- [Data for this exercise]:
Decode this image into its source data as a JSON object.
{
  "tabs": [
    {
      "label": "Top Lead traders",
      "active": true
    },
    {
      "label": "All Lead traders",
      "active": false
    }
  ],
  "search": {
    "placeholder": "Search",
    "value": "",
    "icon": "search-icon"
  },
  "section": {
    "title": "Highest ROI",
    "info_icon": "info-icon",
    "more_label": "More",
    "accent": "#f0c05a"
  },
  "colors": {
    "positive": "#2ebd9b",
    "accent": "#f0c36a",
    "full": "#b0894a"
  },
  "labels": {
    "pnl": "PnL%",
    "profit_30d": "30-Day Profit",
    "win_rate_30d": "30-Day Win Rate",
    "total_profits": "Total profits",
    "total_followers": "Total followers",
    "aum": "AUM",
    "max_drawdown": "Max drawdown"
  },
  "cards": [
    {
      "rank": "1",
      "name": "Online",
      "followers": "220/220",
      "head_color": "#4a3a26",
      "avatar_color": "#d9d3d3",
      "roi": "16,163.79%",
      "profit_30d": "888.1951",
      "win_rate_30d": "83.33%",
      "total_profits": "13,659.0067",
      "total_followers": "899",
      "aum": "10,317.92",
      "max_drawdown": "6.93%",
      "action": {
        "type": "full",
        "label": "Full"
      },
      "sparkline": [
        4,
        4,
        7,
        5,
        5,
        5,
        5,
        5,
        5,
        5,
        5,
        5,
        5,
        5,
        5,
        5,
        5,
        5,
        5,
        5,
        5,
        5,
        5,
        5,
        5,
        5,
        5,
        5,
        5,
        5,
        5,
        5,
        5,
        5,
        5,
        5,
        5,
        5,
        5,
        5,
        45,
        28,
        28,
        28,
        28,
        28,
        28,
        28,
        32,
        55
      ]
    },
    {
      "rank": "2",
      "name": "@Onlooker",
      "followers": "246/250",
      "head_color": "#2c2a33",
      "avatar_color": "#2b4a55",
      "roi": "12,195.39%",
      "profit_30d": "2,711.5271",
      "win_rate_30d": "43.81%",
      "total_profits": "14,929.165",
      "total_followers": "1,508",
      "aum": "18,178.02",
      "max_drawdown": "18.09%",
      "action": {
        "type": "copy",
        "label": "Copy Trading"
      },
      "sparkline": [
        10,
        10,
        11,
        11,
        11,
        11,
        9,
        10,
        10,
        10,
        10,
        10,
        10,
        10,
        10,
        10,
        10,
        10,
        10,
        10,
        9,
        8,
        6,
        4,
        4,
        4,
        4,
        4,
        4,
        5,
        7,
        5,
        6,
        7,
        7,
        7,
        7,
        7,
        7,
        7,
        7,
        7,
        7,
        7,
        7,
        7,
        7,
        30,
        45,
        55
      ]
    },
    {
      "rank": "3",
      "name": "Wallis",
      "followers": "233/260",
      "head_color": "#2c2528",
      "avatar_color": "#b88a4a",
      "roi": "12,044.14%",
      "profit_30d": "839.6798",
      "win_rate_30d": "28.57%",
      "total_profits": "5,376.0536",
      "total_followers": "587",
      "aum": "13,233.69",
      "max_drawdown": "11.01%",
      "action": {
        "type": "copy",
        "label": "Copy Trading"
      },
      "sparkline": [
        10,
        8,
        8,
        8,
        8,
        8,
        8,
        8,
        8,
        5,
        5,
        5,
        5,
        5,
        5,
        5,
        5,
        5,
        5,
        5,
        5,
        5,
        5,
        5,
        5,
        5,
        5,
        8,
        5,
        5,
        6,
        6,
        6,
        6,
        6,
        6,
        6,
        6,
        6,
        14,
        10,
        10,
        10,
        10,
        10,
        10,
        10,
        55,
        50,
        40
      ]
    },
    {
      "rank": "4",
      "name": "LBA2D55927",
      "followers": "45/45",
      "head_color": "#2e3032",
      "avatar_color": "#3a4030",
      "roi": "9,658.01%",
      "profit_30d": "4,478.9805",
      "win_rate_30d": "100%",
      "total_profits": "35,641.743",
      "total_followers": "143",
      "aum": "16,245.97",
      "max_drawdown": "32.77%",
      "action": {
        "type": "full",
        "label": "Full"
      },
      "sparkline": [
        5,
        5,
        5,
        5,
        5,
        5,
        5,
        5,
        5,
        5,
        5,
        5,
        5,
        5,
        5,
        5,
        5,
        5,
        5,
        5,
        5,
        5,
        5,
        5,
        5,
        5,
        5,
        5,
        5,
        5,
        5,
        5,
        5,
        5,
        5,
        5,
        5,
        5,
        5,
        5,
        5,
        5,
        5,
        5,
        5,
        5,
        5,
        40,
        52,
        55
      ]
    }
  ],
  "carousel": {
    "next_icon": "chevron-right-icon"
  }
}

- [Exercise]: Every entry above needs to be quoted exactly.

- [Exercise solution]:
Decode this image into its source data as a JSON object.
{
  "tabs": [
    {
      "label": "Top Lead traders",
      "active": true
    },
    {
      "label": "All Lead traders",
      "active": false
    }
  ],
  "search": {
    "placeholder": "Search",
    "value": "",
    "icon": "search-icon"
  },
  "section": {
    "title": "Highest ROI",
    "info_icon": "info-icon",
    "more_label": "More",
    "accent": "#f0c05a"
  },
  "colors": {
    "positive": "#2ebd9b",
    "accent": "#f0c36a",
    "full": "#b0894a"
  },
  "labels": {
    "pnl": "PnL%",
    "profit_30d": "30-Day Profit",
    "win_rate_30d": "30-Day Win Rate",
    "total_profits": "Total profits",
    "total_followers": "Total followers",
    "aum": "AUM",
    "max_drawdown": "Max drawdown"
  },
  "cards": [
    {
      "rank": "1",
      "name": "Online",
      "followers": "220/220",
      "head_color": "#4a3a26",
      "avatar_color": "#d9d3d3",
      "roi": "16,163.79%",
      "profit_30d": "888.1951",
      "win_rate_30d": "83.33%",
      "total_profits": "13,659.0067",
      "total_followers": "899",
      "aum": "10,317.92",
      "max_drawdown": "6.93%",
      "action": {
        "type": "full",
        "label": "Full"
      },
      "sparkline": [
        4,
        4,
        7,
        5,
        5,
        5,
        5,
        5,
        5,
        5,
        5,
        5,
        5,
        5,
        5,
        5,
        5,
        5,
        5,
        5,
        5,
        5,
        5,
        5,
        5,
        5,
        5,
        5,
        5,
        5,
        5,
        5,
        5,
        5,
        5,
        5,
        5,
        5,
        5,
        5,
        45,
        28,
        28,
        28,
        28,
        28,
        28,
        28,
        32,
        55
      ]
    },
    {
      "rank": "2",
      "name": "@Onlooker",
      "followers": "246/250",
      "head_color": "#2c2a33",
      "avatar_color": "#2b4a55",
      "roi": "12,195.39%",
      "profit_30d": "2,711.5271",
      "win_rate_30d": "43.81%",
      "total_profits": "14,929.165",
      "total_followers": "1,508",
      "aum": "18,178.02",
      "max_drawdown": "18.09%",
      "action": {
        "type": "copy",
        "label": "Copy Trading"
      },
      "sparkline": [
        10,
        10,
        11,
        11,
        11,
        11,
        9,
        10,
        10,
        10,
        10,
        10,
        10,
        10,
        10,
        10,
        10,
        10,
        10,
        10,
        9,
        8,
        6,
        4,
        4,
        4,
        4,
        4,
        4,
        5,
        7,
        5,
        6,
        7,
        7,
        7,
        7,
        7,
        7,
        7,
        7,
        7,
        7,
        7,
        7,
        7,
        7,
        30,
        45,
        55
      ]
    },
    {
      "rank": "3",
      "name": "Wallis",
      "followers": "233/260",
      "head_color": "#2c2528",
      "avatar_color": "#b88a4a",
      "roi": "12,044.14%",
      "profit_30d": "839.6798",
      "win_rate_30d": "28.57%",
      "total_profits": "5,376.0536",
      "total_followers": "587",
      "aum": "13,233.69",
      "max_drawdown": "11.01%",
      "action": {
        "type": "copy",
        "label": "Copy Trading"
      },
      "sparkline": [
        10,
        8,
        8,
        8,
        8,
        8,
        8,
        8,
        8,
        5,
        5,
        5,
        5,
        5,
        5,
        5,
        5,
        5,
        5,
        5,
        5,
        5,
        5,
        5,
        5,
        5,
        5,
        8,
        5,
        5,
        6,
        6,
        6,
        6,
        6,
        6,
        6,
        6,
        6,
        14,
        10,
        10,
        10,
        10,
        10,
        10,
        10,
        55,
        50,
        40
      ]
    },
    {
      "rank": "4",
      "name": "LBA2D55927",
      "followers": "45/45",
      "head_color": "#2e3032",
      "avatar_color": "#3a4030",
      "roi": "9,658.01%",
      "profit_30d": "4,478.9805",
      "win_rate_30d": "100%",
      "total_profits": "35,641.743",
      "total_followers": "143",
      "aum": "16,245.97",
      "max_drawdown": "32.77%",
      "action": {
        "type": "full",
        "label": "Full"
      },
      "sparkline": [
        5,
        5,
        5,
        5,
        5,
        5,
        5,
        5,
        5,
        5,
        5,
        5,
        5,
        5,
        5,
        5,
        5,
        5,
        5,
        5,
        5,
        5,
        5,
        5,
        5,
        5,
        5,
        5,
        5,
        5,
        5,
        5,
        5,
        5,
        5,
        5,
        5,
        5,
        5,
        5,
        5,
        5,
        5,
        5,
        5,
        5,
        5,
        40,
        52,
        55
      ]
    }
  ],
  "carousel": {
    "next_icon": "chevron-right-icon"
  }
}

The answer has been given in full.